Without altering anything, repeat each of the records.

Dataset entries
┌──

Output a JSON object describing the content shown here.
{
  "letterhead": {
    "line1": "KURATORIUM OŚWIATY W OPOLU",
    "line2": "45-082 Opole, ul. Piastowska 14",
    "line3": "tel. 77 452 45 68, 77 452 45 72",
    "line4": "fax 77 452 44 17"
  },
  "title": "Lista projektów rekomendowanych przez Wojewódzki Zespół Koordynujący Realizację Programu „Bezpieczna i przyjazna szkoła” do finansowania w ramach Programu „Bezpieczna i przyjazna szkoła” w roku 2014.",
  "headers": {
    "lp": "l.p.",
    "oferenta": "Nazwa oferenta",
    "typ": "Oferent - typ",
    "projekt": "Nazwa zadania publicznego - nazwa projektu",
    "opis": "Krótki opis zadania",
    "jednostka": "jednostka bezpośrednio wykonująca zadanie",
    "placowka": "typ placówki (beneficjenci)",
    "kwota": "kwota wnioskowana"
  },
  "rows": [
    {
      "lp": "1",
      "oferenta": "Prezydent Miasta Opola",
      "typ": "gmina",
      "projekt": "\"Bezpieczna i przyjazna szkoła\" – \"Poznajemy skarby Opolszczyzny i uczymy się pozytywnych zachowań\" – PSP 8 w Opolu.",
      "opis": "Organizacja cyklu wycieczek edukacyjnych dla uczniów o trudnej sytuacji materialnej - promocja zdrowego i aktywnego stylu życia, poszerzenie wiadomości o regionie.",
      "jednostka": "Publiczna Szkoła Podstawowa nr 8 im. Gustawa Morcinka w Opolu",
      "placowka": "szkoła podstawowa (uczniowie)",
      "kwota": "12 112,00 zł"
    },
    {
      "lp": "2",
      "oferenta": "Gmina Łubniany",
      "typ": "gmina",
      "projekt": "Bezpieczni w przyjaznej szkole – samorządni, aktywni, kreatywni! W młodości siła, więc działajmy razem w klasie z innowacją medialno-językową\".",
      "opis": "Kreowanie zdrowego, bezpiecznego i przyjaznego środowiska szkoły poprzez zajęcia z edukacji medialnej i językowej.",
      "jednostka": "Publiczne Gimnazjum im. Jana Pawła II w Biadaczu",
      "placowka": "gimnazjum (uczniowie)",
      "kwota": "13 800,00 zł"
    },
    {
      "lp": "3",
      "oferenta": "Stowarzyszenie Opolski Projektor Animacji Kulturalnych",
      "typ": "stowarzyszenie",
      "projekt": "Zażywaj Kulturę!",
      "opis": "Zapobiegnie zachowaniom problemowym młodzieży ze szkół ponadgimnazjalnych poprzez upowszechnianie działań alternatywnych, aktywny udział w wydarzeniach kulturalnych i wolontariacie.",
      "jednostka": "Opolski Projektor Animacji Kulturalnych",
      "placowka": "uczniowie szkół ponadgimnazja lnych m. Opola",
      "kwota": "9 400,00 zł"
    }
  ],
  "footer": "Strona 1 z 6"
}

└──

● **The output**:
Output a JSON object describing the content shown here.
{
  "letterhead": {
    "line1": "KURATORIUM OŚWIATY W OPOLU",
    "line2": "45-082 Opole, ul. Piastowska 14",
    "line3": "tel. 77 452 45 68, 77 452 45 72",
    "line4": "fax 77 452 44 17"
  },
  "title": "Lista projektów rekomendowanych przez Wojewódzki Zespół Koordynujący Realizację Programu „Bezpieczna i przyjazna szkoła” do finansowania w ramach Programu „Bezpieczna i przyjazna szkoła” w roku 2014.",
  "headers": {
    "lp": "l.p.",
    "oferenta": "Nazwa oferenta",
    "typ": "Oferent - typ",
    "projekt": "Nazwa zadania publicznego - nazwa projektu",
    "opis": "Krótki opis zadania",
    "jednostka": "jednostka bezpośrednio wykonująca zadanie",
    "placowka": "typ placówki (beneficjenci)",
    "kwota": "kwota wnioskowana"
  },
  "rows": [
    {
      "lp": "1",
      "oferenta": "Prezydent Miasta Opola",
      "typ": "gmina",
      "projekt": "\"Bezpieczna i przyjazna szkoła\" – \"Poznajemy skarby Opolszczyzny i uczymy się pozytywnych zachowań\" – PSP 8 w Opolu.",
      "opis": "Organizacja cyklu wycieczek edukacyjnych dla uczniów o trudnej sytuacji materialnej - promocja zdrowego i aktywnego stylu życia, poszerzenie wiadomości o regionie.",
      "jednostka": "Publiczna Szkoła Podstawowa nr 8 im. Gustawa Morcinka w Opolu",
      "placowka": "szkoła podstawowa (uczniowie)",
      "kwota": "12 112,00 zł"
    },
    {
      "lp": "2",
      "oferenta": "Gmina Łubniany",
      "typ": "gmina",
      "projekt": "Bezpieczni w przyjaznej szkole – samorządni, aktywni, kreatywni! W młodości siła, więc działajmy razem w klasie z innowacją medialno-językową\".",
      "opis": "Kreowanie zdrowego, bezpiecznego i przyjaznego środowiska szkoły poprzez zajęcia z edukacji medialnej i językowej.",
      "jednostka": "Publiczne Gimnazjum im. Jana Pawła II w Biadaczu",
      "placowka": "gimnazjum (uczniowie)",
      "kwota": "13 800,00 zł"
    },
    {
      "lp": "3",
      "oferenta": "Stowarzyszenie Opolski Projektor Animacji Kulturalnych",
      "typ": "stowarzyszenie",
      "projekt": "Zażywaj Kulturę!",
      "opis": "Zapobiegnie zachowaniom problemowym młodzieży ze szkół ponadgimnazjalnych poprzez upowszechnianie działań alternatywnych, aktywny udział w wydarzeniach kulturalnych i wolontariacie.",
      "jednostka": "Opolski Projektor Animacji Kulturalnych",
      "placowka": "uczniowie szkół ponadgimnazja lnych m. Opola",
      "kwota": "9 400,00 zł"
    }
  ],
  "footer": "Strona 1 z 6"
}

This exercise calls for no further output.